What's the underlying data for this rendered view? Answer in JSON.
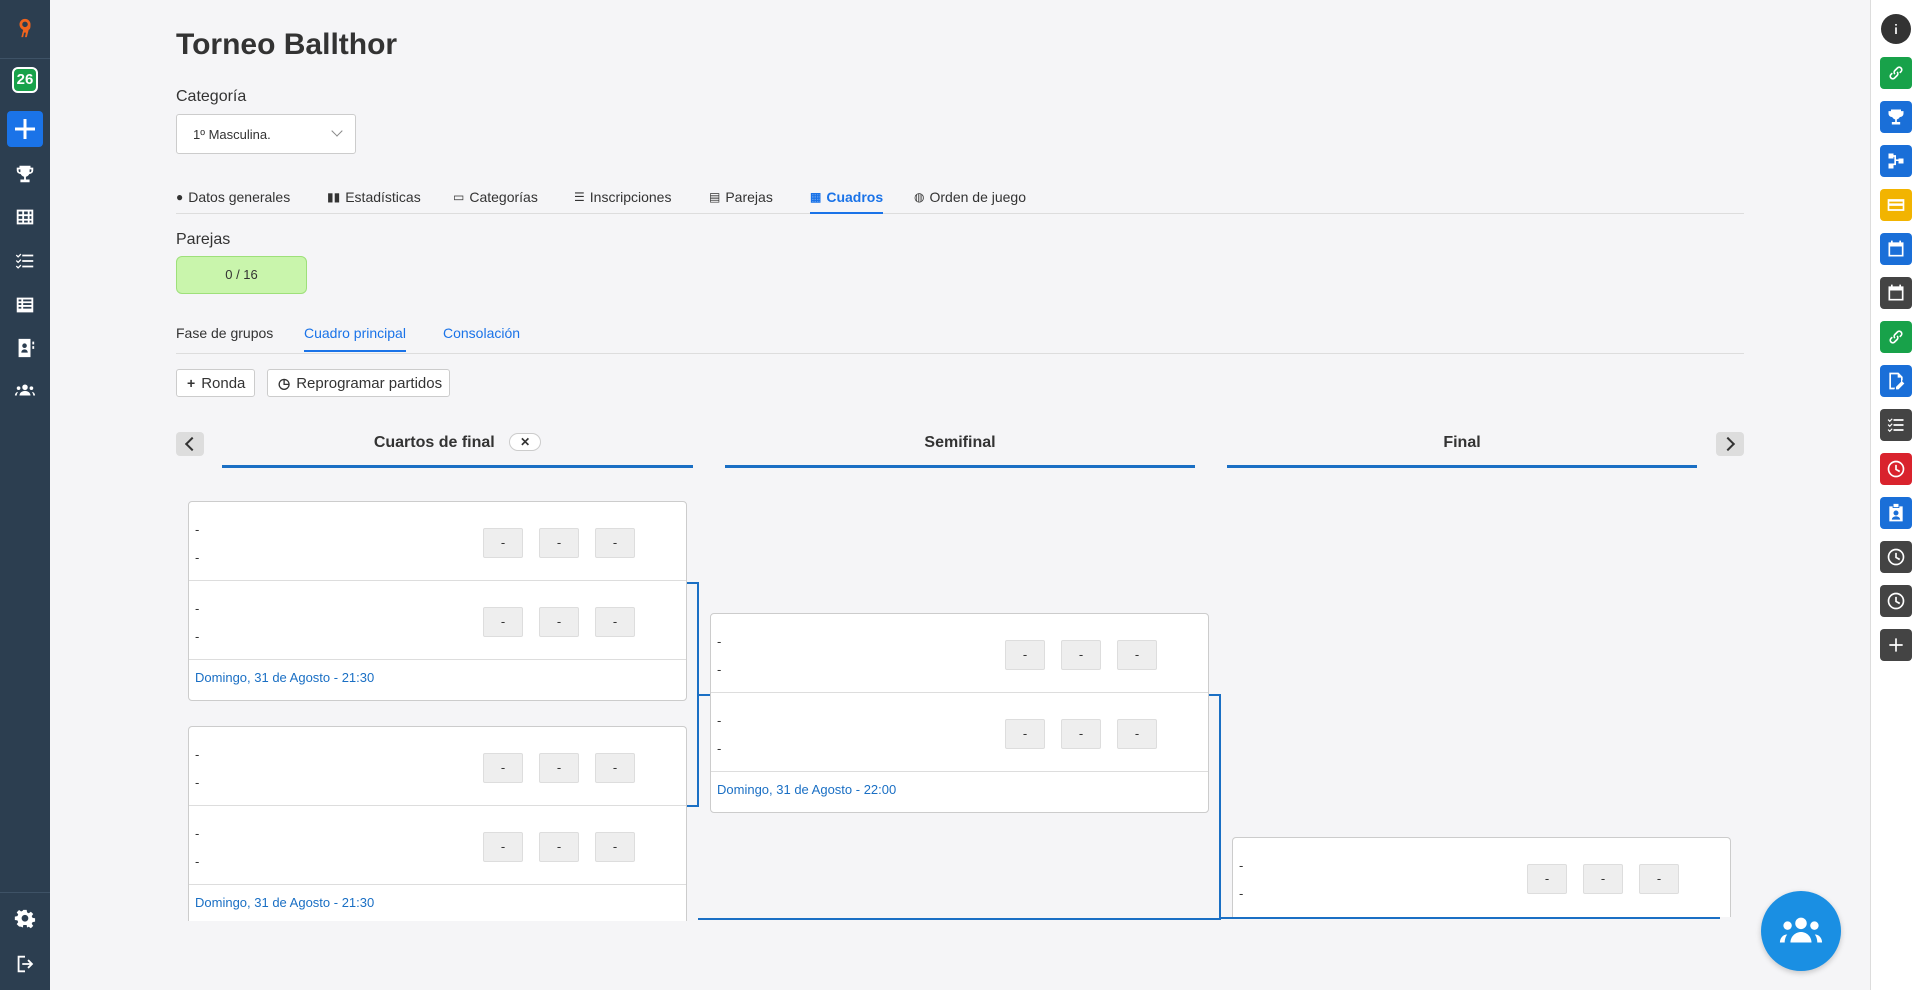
{
  "sidebar": {
    "badge": "26"
  },
  "page": {
    "title": "Torneo Ballthor",
    "category_label": "Categoría",
    "category_value": "1º Masculina."
  },
  "tabs": [
    {
      "label": "Datos generales",
      "icon": "info-icon"
    },
    {
      "label": "Estadísticas",
      "icon": "bar-chart-icon"
    },
    {
      "label": "Categorías",
      "icon": "tag-icon"
    },
    {
      "label": "Inscripciones",
      "icon": "list-icon"
    },
    {
      "label": "Parejas",
      "icon": "document-icon"
    },
    {
      "label": "Cuadros",
      "icon": "grid-icon"
    },
    {
      "label": "Orden de juego",
      "icon": "globe-icon"
    }
  ],
  "parejas": {
    "label": "Parejas",
    "count": "0 / 16"
  },
  "subtabs": [
    "Fase de grupos",
    "Cuadro principal",
    "Consolación"
  ],
  "actions": {
    "ronda": "Ronda",
    "reprogramar": "Reprogramar partidos"
  },
  "rounds": {
    "quarter": "Cuartos de final",
    "quarter_close": "✕",
    "semi": "Semifinal",
    "final": "Final"
  },
  "placeholder": "-",
  "matches": {
    "qf1_date": "Domingo, 31 de Agosto - 21:30",
    "qf2_date": "Domingo, 31 de Agosto - 21:30",
    "sf1_date": "Domingo, 31 de Agosto - 22:00"
  },
  "colors": {
    "accent": "#1a73e8",
    "bracket_line": "#1a6fc4",
    "sidebar": "#2c3e50",
    "pill": "#c9f5ac"
  }
}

Short task: Omitting all images, print the listing exactly.

Worked solution:
What's the underlying data for this rendered view? Answer in JSON.
{
  "sidebar": {
    "badge": "26"
  },
  "page": {
    "title": "Torneo Ballthor",
    "category_label": "Categoría",
    "category_value": "1º Masculina."
  },
  "tabs": [
    {
      "label": "Datos generales",
      "icon": "info-icon"
    },
    {
      "label": "Estadísticas",
      "icon": "bar-chart-icon"
    },
    {
      "label": "Categorías",
      "icon": "tag-icon"
    },
    {
      "label": "Inscripciones",
      "icon": "list-icon"
    },
    {
      "label": "Parejas",
      "icon": "document-icon"
    },
    {
      "label": "Cuadros",
      "icon": "grid-icon"
    },
    {
      "label": "Orden de juego",
      "icon": "globe-icon"
    }
  ],
  "parejas": {
    "label": "Parejas",
    "count": "0 / 16"
  },
  "subtabs": [
    "Fase de grupos",
    "Cuadro principal",
    "Consolación"
  ],
  "actions": {
    "ronda": "Ronda",
    "reprogramar": "Reprogramar partidos"
  },
  "rounds": {
    "quarter": "Cuartos de final",
    "quarter_close": "✕",
    "semi": "Semifinal",
    "final": "Final"
  },
  "placeholder": "-",
  "matches": {
    "qf1_date": "Domingo, 31 de Agosto - 21:30",
    "qf2_date": "Domingo, 31 de Agosto - 21:30",
    "sf1_date": "Domingo, 31 de Agosto - 22:00"
  },
  "colors": {
    "accent": "#1a73e8",
    "bracket_line": "#1a6fc4",
    "sidebar": "#2c3e50",
    "pill": "#c9f5ac"
  }
}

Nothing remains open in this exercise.